Task goal: Please copy all the lines that follow, word for word.

(Data excerpts)
────────

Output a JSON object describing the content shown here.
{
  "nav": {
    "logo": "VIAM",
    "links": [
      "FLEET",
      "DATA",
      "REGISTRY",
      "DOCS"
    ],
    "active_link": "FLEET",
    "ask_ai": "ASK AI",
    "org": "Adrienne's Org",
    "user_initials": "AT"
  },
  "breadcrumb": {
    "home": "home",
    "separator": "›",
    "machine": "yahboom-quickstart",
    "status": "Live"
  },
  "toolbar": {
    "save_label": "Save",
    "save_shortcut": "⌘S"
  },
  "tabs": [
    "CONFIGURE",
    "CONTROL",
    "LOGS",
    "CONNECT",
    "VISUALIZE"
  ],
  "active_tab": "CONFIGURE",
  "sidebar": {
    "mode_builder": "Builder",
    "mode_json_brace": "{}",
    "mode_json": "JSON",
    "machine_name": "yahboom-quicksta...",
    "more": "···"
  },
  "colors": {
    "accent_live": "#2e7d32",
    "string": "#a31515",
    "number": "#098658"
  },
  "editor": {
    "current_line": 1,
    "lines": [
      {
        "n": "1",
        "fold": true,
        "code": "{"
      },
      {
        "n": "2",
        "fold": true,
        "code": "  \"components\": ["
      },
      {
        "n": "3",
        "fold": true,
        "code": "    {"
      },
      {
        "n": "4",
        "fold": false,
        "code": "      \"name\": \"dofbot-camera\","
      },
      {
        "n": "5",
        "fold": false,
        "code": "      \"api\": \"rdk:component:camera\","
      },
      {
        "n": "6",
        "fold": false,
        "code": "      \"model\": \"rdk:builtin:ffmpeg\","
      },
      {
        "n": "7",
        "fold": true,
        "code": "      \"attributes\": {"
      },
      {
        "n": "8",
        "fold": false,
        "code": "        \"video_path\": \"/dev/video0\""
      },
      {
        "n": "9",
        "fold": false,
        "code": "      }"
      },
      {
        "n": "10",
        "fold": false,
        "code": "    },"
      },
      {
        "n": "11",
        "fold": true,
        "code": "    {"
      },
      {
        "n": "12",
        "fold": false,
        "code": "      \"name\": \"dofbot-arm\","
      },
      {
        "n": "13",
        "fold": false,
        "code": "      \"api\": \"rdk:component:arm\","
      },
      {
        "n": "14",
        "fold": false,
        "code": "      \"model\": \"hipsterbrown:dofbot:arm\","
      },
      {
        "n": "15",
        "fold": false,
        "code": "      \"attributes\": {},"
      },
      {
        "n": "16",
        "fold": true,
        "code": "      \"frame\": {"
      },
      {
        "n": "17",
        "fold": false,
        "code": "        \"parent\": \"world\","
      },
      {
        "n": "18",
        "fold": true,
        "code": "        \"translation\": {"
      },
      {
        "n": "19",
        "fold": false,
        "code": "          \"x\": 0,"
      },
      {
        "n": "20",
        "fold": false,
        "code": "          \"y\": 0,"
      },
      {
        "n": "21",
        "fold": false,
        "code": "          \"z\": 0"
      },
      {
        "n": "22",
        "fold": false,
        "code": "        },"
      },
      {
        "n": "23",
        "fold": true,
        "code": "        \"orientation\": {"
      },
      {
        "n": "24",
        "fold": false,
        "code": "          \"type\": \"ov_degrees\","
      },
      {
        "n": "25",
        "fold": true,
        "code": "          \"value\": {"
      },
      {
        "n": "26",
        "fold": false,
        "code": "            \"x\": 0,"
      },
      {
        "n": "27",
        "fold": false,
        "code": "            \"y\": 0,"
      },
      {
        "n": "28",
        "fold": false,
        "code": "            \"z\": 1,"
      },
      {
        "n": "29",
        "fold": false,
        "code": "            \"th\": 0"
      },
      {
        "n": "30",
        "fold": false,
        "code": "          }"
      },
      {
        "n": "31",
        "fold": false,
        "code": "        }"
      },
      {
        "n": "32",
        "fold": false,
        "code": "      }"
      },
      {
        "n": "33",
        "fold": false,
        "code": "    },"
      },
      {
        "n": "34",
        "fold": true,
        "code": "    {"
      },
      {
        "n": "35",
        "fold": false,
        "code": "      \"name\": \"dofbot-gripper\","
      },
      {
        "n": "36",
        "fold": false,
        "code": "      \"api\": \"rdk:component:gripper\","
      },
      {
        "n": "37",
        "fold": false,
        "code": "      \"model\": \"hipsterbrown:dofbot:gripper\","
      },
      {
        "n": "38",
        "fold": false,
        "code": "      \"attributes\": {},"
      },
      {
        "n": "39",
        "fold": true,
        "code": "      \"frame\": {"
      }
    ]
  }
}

────────

Solution:
Output a JSON object describing the content shown here.
{
  "nav": {
    "logo": "VIAM",
    "links": [
      "FLEET",
      "DATA",
      "REGISTRY",
      "DOCS"
    ],
    "active_link": "FLEET",
    "ask_ai": "ASK AI",
    "org": "Adrienne's Org",
    "user_initials": "AT"
  },
  "breadcrumb": {
    "home": "home",
    "separator": "›",
    "machine": "yahboom-quickstart",
    "status": "Live"
  },
  "toolbar": {
    "save_label": "Save",
    "save_shortcut": "⌘S"
  },
  "tabs": [
    "CONFIGURE",
    "CONTROL",
    "LOGS",
    "CONNECT",
    "VISUALIZE"
  ],
  "active_tab": "CONFIGURE",
  "sidebar": {
    "mode_builder": "Builder",
    "mode_json_brace": "{}",
    "mode_json": "JSON",
    "machine_name": "yahboom-quicksta...",
    "more": "···"
  },
  "colors": {
    "accent_live": "#2e7d32",
    "string": "#a31515",
    "number": "#098658"
  },
  "editor": {
    "current_line": 1,
    "lines": [
      {
        "n": "1",
        "fold": true,
        "code": "{"
      },
      {
        "n": "2",
        "fold": true,
        "code": "  \"components\": ["
      },
      {
        "n": "3",
        "fold": true,
        "code": "    {"
      },
      {
        "n": "4",
        "fold": false,
        "code": "      \"name\": \"dofbot-camera\","
      },
      {
        "n": "5",
        "fold": false,
        "code": "      \"api\": \"rdk:component:camera\","
      },
      {
        "n": "6",
        "fold": false,
        "code": "      \"model\": \"rdk:builtin:ffmpeg\","
      },
      {
        "n": "7",
        "fold": true,
        "code": "      \"attributes\": {"
      },
      {
        "n": "8",
        "fold": false,
        "code": "        \"video_path\": \"/dev/video0\""
      },
      {
        "n": "9",
        "fold": false,
        "code": "      }"
      },
      {
        "n": "10",
        "fold": false,
        "code": "    },"
      },
      {
        "n": "11",
        "fold": true,
        "code": "    {"
      },
      {
        "n": "12",
        "fold": false,
        "code": "      \"name\": \"dofbot-arm\","
      },
      {
        "n": "13",
        "fold": false,
        "code": "      \"api\": \"rdk:component:arm\","
      },
      {
        "n": "14",
        "fold": false,
        "code": "      \"model\": \"hipsterbrown:dofbot:arm\","
      },
      {
        "n": "15",
        "fold": false,
        "code": "      \"attributes\": {},"
      },
      {
        "n": "16",
        "fold": true,
        "code": "      \"frame\": {"
      },
      {
        "n": "17",
        "fold": false,
        "code": "        \"parent\": \"world\","
      },
      {
        "n": "18",
        "fold": true,
        "code": "        \"translation\": {"
      },
      {
        "n": "19",
        "fold": false,
        "code": "          \"x\": 0,"
      },
      {
        "n": "20",
        "fold": false,
        "code": "          \"y\": 0,"
      },
      {
        "n": "21",
        "fold": false,
        "code": "          \"z\": 0"
      },
      {
        "n": "22",
        "fold": false,
        "code": "        },"
      },
      {
        "n": "23",
        "fold": true,
        "code": "        \"orientation\": {"
      },
      {
        "n": "24",
        "fold": false,
        "code": "          \"type\": \"ov_degrees\","
      },
      {
        "n": "25",
        "fold": true,
        "code": "          \"value\": {"
      },
      {
        "n": "26",
        "fold": false,
        "code": "            \"x\": 0,"
      },
      {
        "n": "27",
        "fold": false,
        "code": "            \"y\": 0,"
      },
      {
        "n": "28",
        "fold": false,
        "code": "            \"z\": 1,"
      },
      {
        "n": "29",
        "fold": false,
        "code": "            \"th\": 0"
      },
      {
        "n": "30",
        "fold": false,
        "code": "          }"
      },
      {
        "n": "31",
        "fold": false,
        "code": "        }"
      },
      {
        "n": "32",
        "fold": false,
        "code": "      }"
      },
      {
        "n": "33",
        "fold": false,
        "code": "    },"
      },
      {
        "n": "34",
        "fold": true,
        "code": "    {"
      },
      {
        "n": "35",
        "fold": false,
        "code": "      \"name\": \"dofbot-gripper\","
      },
      {
        "n": "36",
        "fold": false,
        "code": "      \"api\": \"rdk:component:gripper\","
      },
      {
        "n": "37",
        "fold": false,
        "code": "      \"model\": \"hipsterbrown:dofbot:gripper\","
      },
      {
        "n": "38",
        "fold": false,
        "code": "      \"attributes\": {},"
      },
      {
        "n": "39",
        "fold": true,
        "code": "      \"frame\": {"
      }
    ]
  }
}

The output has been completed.